What needs to be done:
Select all lines holding the word "Convicts" from the entries that follow.

Exercise data:
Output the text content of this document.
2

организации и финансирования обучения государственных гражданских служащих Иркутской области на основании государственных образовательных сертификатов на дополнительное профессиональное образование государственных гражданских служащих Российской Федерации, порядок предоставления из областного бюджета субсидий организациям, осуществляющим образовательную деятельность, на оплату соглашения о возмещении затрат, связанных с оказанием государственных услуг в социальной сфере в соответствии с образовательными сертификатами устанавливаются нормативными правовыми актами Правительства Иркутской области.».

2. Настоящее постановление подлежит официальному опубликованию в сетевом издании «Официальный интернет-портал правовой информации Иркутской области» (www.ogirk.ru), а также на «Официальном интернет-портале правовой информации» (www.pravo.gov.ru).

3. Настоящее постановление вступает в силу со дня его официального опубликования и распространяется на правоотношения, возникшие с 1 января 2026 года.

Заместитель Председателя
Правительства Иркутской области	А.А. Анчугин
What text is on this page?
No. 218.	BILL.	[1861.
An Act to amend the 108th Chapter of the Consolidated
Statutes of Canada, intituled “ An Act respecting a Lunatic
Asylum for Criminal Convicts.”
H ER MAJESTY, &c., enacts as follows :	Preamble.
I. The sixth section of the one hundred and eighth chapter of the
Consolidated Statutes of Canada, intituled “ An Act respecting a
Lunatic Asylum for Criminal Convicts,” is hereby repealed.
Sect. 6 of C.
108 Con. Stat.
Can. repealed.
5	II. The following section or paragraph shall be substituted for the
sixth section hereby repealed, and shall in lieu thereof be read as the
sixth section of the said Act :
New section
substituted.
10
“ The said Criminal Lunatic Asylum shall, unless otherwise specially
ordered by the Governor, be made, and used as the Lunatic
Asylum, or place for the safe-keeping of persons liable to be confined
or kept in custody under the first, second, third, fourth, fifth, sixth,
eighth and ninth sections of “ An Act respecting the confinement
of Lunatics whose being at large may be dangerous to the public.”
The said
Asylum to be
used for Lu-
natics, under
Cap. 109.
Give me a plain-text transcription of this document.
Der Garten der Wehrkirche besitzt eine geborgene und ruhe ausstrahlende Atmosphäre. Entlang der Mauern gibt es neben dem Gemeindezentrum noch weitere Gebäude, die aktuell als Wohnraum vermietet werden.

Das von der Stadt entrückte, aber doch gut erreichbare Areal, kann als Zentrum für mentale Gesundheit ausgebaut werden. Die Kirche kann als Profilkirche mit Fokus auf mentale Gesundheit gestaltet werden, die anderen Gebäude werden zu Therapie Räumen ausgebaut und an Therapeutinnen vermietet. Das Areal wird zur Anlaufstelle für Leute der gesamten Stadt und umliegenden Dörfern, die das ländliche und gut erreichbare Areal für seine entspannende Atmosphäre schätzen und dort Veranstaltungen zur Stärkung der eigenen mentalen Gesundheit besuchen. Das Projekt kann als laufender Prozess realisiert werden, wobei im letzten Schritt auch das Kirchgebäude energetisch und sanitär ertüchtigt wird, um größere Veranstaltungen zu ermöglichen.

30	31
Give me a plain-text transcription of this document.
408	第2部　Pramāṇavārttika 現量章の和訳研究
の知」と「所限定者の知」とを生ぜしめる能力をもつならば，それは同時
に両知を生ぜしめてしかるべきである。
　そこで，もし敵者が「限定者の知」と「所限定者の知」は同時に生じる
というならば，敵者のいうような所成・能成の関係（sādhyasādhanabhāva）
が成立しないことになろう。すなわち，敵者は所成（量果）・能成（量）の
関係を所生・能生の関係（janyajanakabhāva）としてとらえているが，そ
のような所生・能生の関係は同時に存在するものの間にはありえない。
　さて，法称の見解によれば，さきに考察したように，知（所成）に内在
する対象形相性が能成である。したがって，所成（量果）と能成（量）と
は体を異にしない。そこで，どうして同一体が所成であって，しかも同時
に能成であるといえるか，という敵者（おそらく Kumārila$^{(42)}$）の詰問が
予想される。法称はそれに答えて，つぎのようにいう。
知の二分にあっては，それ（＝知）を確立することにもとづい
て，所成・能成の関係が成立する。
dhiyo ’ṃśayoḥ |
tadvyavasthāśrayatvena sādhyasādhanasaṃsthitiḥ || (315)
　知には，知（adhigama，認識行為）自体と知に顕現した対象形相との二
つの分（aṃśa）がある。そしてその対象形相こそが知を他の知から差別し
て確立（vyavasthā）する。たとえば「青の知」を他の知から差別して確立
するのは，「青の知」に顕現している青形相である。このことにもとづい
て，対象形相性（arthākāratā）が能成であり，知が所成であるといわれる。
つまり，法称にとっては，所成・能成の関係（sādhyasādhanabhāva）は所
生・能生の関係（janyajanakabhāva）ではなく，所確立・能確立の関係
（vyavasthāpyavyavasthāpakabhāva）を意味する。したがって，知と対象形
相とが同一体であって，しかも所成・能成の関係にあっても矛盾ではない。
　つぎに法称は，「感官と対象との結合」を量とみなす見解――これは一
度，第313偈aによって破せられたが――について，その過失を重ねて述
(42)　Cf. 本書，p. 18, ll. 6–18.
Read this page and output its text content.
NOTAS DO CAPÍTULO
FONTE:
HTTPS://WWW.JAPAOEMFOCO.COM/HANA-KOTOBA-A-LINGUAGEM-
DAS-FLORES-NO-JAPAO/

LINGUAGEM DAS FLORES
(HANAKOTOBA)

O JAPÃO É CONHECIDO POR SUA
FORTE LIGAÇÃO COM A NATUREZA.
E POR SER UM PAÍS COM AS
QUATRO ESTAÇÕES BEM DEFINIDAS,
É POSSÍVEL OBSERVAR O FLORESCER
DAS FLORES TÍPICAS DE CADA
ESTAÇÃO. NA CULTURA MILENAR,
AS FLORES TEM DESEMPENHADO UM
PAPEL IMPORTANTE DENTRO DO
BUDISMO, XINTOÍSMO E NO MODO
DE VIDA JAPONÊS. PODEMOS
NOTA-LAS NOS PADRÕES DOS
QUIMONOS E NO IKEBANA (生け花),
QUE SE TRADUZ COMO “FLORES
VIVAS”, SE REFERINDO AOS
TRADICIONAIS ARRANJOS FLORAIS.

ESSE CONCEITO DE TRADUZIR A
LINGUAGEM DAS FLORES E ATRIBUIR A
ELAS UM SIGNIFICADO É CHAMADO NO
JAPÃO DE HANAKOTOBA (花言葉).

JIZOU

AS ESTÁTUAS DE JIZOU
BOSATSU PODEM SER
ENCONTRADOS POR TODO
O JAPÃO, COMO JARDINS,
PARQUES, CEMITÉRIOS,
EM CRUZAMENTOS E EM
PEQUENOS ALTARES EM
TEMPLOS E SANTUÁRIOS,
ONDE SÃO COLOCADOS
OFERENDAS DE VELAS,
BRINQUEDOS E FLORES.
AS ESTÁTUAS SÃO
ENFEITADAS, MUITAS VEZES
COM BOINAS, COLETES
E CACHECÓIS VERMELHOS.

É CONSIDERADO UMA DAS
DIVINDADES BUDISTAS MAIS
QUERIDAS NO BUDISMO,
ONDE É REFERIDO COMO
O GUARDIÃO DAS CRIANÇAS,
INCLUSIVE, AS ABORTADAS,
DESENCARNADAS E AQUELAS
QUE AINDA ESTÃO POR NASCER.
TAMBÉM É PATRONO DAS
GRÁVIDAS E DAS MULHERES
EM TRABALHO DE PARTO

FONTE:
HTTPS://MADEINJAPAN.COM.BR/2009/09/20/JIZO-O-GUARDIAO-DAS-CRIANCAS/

Reply:
Asylum for Criminal Convicts.”
Lunatic Asylum for Criminal Convicts,” is hereby repealed.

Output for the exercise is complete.